(WORK TO COMPLETE)
[a] Using the text below on COVID-19 and U.S. life expectancy, decide whether each statement agrees with it: (i) the study projects that life expectancy at birth for Americans will fall by 1.13 years to 77.48 years; (ii) Latinos' survival advantage over whites is expected to widen; (iii) Black Americans accounted for 22% of the analyzed deaths with reported race and ethnicity. Give yes or no for each, along with the deciding words of the text quoted exactly.
[b] Pick up the text below on COVID-19 and U.S. life expectancy after its last sentence and continue it.

The researchers project that, due to the pandemic deaths last year, life expectancy at birth for Americans will shorten by 1.13 years to 77.48 years, according to their study published in the Proceedings of the National Academy of Sciences.

COVID-19 appears to have eliminated many of the gains made in closing the Black-white life expectancy gap since 2006. Latinos, who have consistently experienced lower mortality than whites — a phenomenon known as the “Latino paradox” — would see their more than three-year survival advantage over whites reduced to less than one year.

Of the analyzed deaths for which race and ethnicity have been reported to the National Center for Health Statistics, 21% were Black and 22% Latino. Black and Latino Americans have experienced a disproportionate burden of coronavirus infections and deaths, reflecting persistent structural inequalities that heighten risk of exposure to and death from COVID-19.

(EXTRACTED ENTRIES)
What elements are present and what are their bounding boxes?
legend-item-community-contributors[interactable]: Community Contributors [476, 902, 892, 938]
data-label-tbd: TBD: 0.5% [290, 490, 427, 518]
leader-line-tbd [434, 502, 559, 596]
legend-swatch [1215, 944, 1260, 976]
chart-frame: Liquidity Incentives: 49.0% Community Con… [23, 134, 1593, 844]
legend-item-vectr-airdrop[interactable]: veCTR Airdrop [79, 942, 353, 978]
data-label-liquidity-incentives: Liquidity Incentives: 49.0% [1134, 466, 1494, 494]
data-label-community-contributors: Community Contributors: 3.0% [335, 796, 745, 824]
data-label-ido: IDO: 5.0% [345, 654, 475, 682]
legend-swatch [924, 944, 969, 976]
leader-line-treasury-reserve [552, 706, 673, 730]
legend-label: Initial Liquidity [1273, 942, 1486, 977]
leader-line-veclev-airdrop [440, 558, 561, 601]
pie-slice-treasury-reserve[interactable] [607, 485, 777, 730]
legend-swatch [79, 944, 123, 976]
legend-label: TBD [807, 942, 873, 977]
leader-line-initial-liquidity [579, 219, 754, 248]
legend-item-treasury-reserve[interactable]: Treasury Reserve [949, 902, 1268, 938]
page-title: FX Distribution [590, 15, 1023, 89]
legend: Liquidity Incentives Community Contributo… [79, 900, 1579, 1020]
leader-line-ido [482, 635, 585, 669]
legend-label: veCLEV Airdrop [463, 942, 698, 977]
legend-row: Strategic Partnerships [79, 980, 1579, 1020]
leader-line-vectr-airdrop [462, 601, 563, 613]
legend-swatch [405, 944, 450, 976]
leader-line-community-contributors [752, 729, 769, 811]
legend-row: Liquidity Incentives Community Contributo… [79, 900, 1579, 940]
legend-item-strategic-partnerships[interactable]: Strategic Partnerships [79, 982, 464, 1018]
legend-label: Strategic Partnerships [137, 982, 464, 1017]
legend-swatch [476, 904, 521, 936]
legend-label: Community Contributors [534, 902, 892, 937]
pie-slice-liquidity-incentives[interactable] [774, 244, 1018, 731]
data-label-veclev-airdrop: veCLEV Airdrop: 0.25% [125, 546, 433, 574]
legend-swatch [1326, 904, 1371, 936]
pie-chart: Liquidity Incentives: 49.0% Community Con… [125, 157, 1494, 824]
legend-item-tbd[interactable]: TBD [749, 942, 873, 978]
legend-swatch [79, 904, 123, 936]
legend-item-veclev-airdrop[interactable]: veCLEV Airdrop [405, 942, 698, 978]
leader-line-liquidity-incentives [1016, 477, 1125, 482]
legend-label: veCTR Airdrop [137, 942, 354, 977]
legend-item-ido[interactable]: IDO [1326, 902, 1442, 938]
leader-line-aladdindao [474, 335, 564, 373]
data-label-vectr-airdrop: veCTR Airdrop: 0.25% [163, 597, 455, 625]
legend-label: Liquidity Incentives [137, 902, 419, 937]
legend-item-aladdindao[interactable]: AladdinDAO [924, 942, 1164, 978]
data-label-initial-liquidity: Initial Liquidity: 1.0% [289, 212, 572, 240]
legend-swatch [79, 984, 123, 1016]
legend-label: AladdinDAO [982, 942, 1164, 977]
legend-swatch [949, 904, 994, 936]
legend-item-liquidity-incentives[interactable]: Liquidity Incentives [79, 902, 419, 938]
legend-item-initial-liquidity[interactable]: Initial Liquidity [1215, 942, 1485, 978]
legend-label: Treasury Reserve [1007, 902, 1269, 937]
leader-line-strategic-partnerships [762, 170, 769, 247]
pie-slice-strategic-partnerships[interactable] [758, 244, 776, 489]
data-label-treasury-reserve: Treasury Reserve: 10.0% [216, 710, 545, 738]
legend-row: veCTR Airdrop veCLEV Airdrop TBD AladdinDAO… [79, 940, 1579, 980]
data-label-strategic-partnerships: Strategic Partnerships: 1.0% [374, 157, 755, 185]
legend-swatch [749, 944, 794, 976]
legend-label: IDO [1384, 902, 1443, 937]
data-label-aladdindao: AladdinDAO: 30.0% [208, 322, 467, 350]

(ANSWERS GIVEN)
[a]
(i) Yes: "will shorten by 1.13 years to 77.48 years"
(ii) No: "would see their more than three-year survival advantage over whites reduced to less than one year"
(iii) No: "21% were Black and 22% Latino"

[b]
In the decades before the COVID-19 pandemic, annual improvements in U.S. life expectancy had been small but overall life expectancy had rarely declined. An exception was the annual reduction of 0.1 year for three consecutive years — 2015, 2016, and 2017 — which were attributed in part to increases in so-called “deaths of despair” among middle-aged whites related to drug overdoses, including opioids, as well as alcohol-related liver disease and suicide.

The projected pandemic-related drop in life expectancy is about 10 times as large as the declines seen in recent years.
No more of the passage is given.